● Direction:
Show each line of the data below that has the string "symbols" in it.

● Source records:
********************
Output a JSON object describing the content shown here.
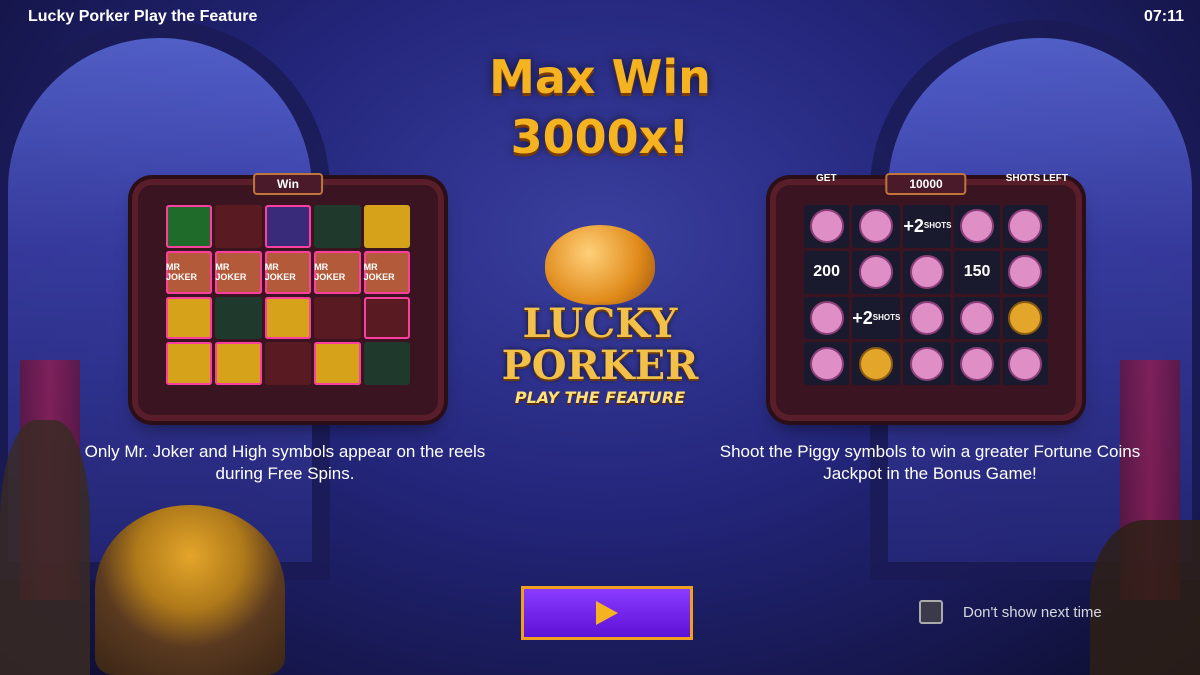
{
  "window": {
    "title": "Lucky Porker Play the Feature",
    "clock": "07:11"
  },
  "headline": {
    "line1": "Max Win",
    "line2": "3000x!"
  },
  "logo": {
    "line1": "LUCKY",
    "line2": "PORKER",
    "tagline": "PLAY THE FEATURE"
  },
  "left_panel": {
    "label": "Win",
    "reel_symbol_label": "MR JOKER",
    "description": "Only Mr. Joker and High symbols appear on the reels during Free Spins."
  },
  "right_panel": {
    "label": "10000",
    "left_note": "GET",
    "right_note": "SHOTS LEFT",
    "values": [
      "200",
      "150"
    ],
    "shots_bonus": "+2",
    "shots_word": "SHOTS",
    "description": "Shoot the Piggy symbols to win a greater Fortune Coins Jackpot in the Bonus Game!"
  },
  "controls": {
    "play_icon": "play-icon",
    "dont_show_label": "Don't show next time"
  },
  "colors": {
    "accent_gold": "#f5b321",
    "button_purple": "#6a1fe0",
    "background": "#23257a"
  }
}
********************
● Response for this exercise:
    "description": "Only Mr. Joker and High symbols appear on the reels during Free Spins."
    "description": "Shoot the Piggy symbols to win a greater Fortune Coins Jackpot in the Bonus Game!"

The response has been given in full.